Task details: Copy the data below word for word, from the line with "footer-slogan: Helping People" through the line with "usda-wordmark: USDA: [92, 50, 120, 60]", keeping both of those lines.

Dataset excerpt:
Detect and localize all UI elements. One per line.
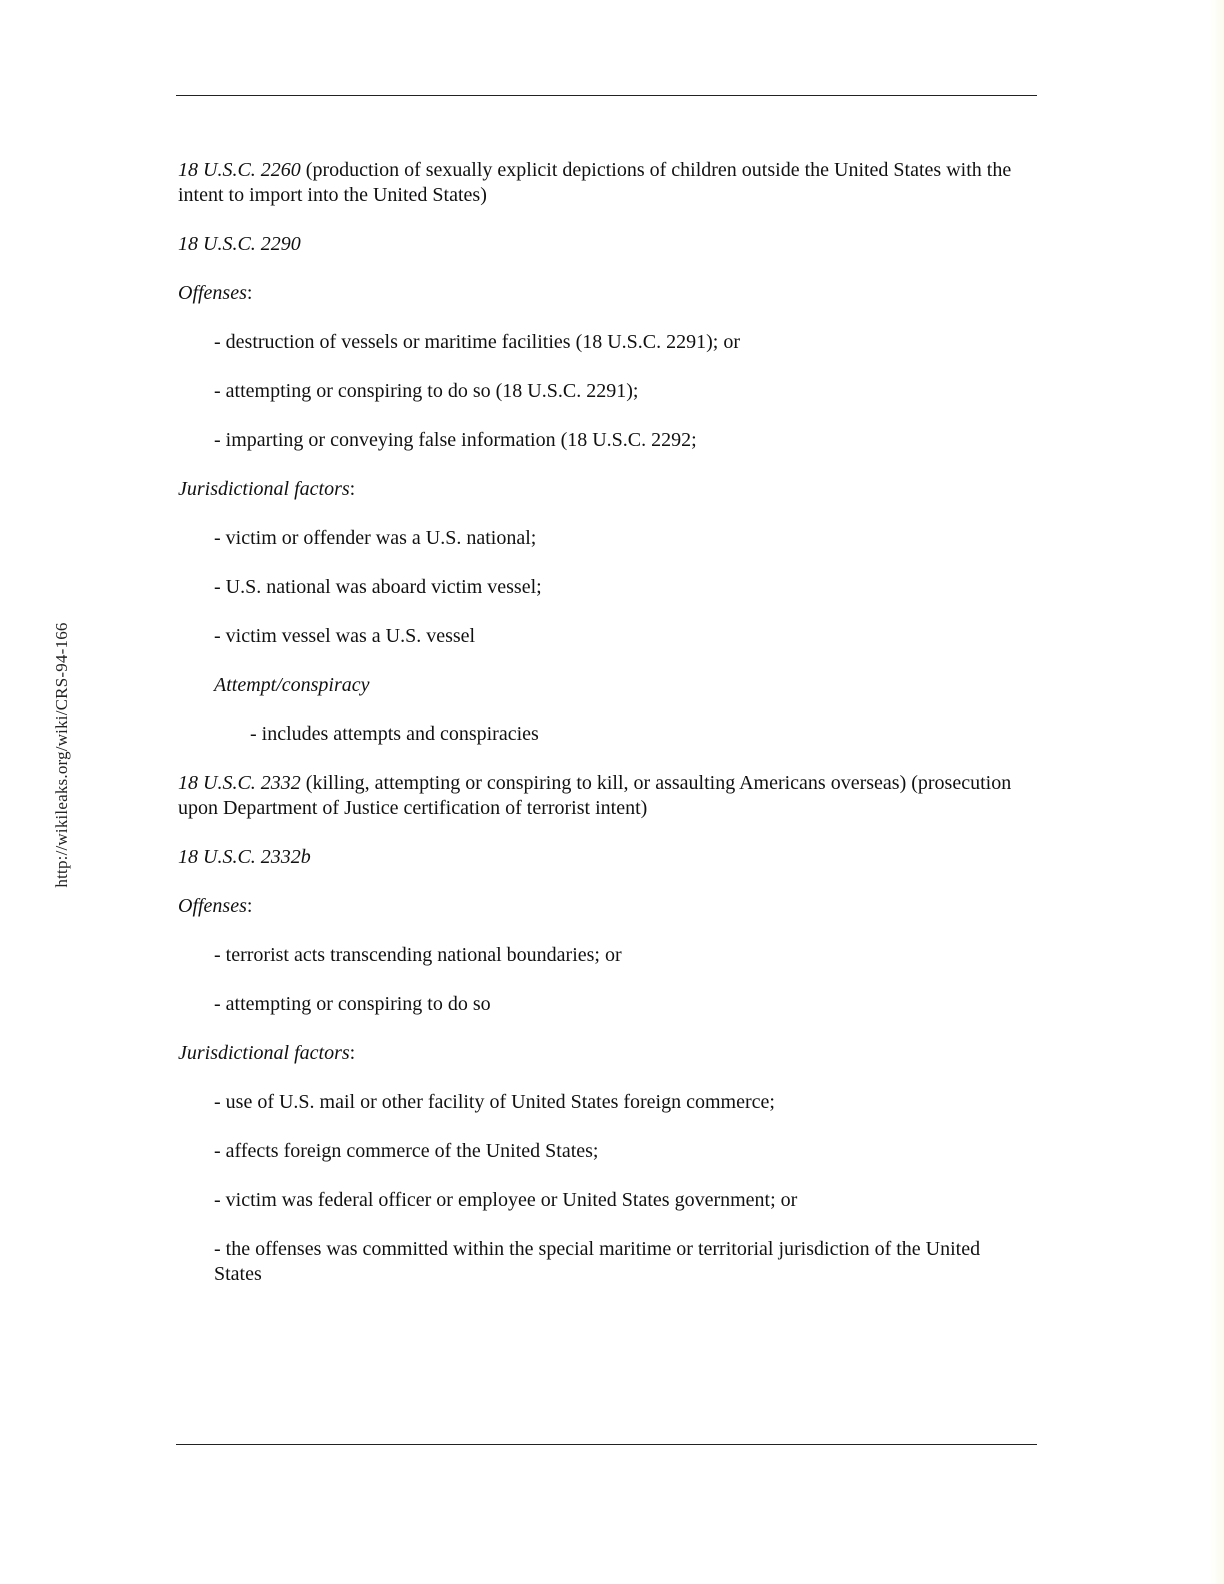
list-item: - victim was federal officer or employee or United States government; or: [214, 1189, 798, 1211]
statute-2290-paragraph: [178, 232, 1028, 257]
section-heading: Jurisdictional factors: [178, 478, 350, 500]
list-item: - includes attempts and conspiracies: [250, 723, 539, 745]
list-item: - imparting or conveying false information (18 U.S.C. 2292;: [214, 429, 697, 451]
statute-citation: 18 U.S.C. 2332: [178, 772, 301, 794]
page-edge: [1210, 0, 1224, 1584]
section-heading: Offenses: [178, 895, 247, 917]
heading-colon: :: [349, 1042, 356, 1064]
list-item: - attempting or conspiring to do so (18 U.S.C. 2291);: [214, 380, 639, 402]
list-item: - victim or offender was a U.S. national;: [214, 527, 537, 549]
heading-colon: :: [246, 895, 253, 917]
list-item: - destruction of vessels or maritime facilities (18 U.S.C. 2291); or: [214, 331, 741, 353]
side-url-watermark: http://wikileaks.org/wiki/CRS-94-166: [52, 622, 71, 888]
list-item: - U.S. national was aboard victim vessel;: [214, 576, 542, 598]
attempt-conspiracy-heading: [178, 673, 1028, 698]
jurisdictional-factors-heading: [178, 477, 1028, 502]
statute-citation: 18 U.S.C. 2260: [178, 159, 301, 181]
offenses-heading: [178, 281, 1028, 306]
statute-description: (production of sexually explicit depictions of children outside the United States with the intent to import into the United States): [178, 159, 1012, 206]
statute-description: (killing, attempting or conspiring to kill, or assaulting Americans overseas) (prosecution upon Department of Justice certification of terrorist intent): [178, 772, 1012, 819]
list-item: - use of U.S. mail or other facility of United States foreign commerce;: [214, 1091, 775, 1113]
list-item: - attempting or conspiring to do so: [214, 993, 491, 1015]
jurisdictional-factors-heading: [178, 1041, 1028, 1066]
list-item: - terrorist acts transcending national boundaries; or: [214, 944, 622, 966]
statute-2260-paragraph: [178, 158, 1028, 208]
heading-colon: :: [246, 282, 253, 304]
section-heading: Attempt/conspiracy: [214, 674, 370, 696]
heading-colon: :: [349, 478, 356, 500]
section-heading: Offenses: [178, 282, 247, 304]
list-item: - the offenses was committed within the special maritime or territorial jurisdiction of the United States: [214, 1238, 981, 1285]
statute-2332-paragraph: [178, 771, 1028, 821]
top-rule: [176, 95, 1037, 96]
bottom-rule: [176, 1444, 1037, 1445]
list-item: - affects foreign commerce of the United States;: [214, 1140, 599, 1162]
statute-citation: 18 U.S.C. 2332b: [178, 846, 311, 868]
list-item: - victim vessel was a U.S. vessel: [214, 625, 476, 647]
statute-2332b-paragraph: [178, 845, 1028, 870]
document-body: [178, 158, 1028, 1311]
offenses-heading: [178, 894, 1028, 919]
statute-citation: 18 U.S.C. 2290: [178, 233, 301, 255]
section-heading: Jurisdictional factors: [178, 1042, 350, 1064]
...
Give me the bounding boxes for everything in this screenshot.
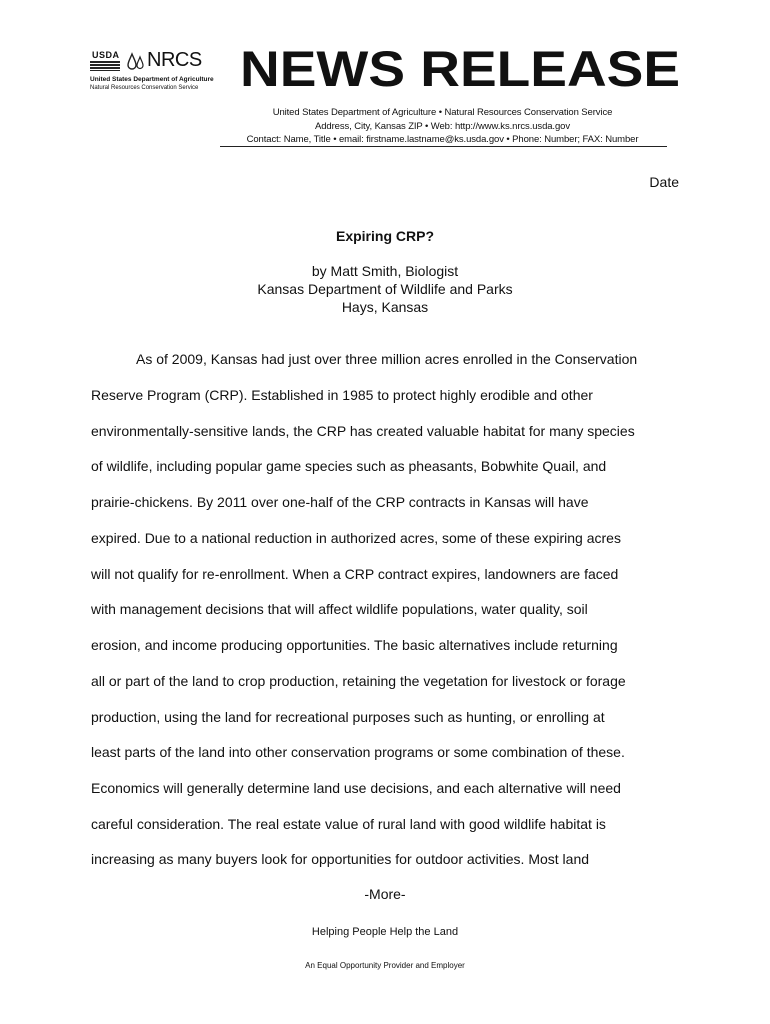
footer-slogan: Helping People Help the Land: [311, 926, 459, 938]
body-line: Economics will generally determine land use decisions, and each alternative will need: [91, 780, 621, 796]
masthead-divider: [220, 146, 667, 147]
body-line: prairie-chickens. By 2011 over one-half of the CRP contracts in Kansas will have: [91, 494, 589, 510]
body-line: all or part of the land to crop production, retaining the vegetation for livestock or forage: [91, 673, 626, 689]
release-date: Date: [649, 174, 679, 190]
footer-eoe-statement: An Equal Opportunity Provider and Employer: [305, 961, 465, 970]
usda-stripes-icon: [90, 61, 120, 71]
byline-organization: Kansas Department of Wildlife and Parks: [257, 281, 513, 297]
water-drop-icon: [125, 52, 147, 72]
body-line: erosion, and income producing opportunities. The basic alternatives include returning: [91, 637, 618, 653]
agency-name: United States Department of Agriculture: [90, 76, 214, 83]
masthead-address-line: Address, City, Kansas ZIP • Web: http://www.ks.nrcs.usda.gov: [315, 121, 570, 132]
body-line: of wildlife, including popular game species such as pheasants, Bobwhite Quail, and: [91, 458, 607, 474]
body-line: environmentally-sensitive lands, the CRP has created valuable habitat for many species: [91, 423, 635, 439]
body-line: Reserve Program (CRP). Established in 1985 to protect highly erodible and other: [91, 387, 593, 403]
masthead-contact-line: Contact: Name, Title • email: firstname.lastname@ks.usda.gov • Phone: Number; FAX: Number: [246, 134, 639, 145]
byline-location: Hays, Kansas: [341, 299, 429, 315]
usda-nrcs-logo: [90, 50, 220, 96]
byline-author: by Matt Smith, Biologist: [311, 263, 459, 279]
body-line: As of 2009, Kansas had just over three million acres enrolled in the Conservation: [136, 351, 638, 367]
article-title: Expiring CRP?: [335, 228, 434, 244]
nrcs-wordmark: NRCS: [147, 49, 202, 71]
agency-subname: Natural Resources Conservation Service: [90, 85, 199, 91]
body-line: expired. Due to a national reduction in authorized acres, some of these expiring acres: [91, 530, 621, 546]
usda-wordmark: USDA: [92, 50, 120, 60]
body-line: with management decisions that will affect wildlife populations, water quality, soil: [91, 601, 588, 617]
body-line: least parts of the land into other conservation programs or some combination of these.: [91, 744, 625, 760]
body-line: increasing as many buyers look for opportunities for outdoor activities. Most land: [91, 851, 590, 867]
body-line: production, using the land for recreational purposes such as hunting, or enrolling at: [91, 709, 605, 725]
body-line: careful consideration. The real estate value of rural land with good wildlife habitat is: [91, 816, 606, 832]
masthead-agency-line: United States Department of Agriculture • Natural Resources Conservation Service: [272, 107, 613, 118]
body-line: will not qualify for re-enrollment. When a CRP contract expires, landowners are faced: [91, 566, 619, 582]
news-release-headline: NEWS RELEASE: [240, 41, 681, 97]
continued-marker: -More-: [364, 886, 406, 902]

Reply:
footer-slogan: Helping People Help the Land: [311, 926, 459, 938]
body-line: Economics will generally determine land use decisions, and each alternative will need: [91, 780, 621, 796]
masthead-divider: [220, 146, 667, 147]
body-line: prairie-chickens. By 2011 over one-half of the CRP contracts in Kansas will have: [91, 494, 589, 510]
body-line: all or part of the land to crop production, retaining the vegetation for livestock or forage: [91, 673, 626, 689]
release-date: Date: [649, 174, 679, 190]
footer-eoe-statement: An Equal Opportunity Provider and Employer: [305, 961, 465, 970]
usda-stripes-icon: [90, 61, 120, 71]
byline-organization: Kansas Department of Wildlife and Parks: [257, 281, 513, 297]
water-drop-icon: [125, 52, 147, 72]
body-line: erosion, and income producing opportunities. The basic alternatives include returning: [91, 637, 618, 653]
agency-name: United States Department of Agriculture: [90, 76, 214, 83]
masthead-address-line: Address, City, Kansas ZIP • Web: http://www.ks.nrcs.usda.gov: [315, 121, 570, 132]
body-line: of wildlife, including popular game species such as pheasants, Bobwhite Quail, and: [91, 458, 607, 474]
body-line: environmentally-sensitive lands, the CRP has created valuable habitat for many species: [91, 423, 635, 439]
body-line: Reserve Program (CRP). Established in 1985 to protect highly erodible and other: [91, 387, 593, 403]
masthead-contact-line: Contact: Name, Title • email: firstname.lastname@ks.usda.gov • Phone: Number; FAX: Number: [246, 134, 639, 145]
byline-location: Hays, Kansas: [341, 299, 429, 315]
usda-nrcs-logo: [90, 50, 220, 96]
byline-author: by Matt Smith, Biologist: [311, 263, 459, 279]
body-line: As of 2009, Kansas had just over three million acres enrolled in the Conservation: [136, 351, 638, 367]
article-title: Expiring CRP?: [335, 228, 434, 244]
nrcs-wordmark: NRCS: [147, 49, 202, 71]
agency-subname: Natural Resources Conservation Service: [90, 85, 199, 91]
body-line: expired. Due to a national reduction in authorized acres, some of these expiring acres: [91, 530, 621, 546]
usda-wordmark: USDA: [92, 50, 120, 60]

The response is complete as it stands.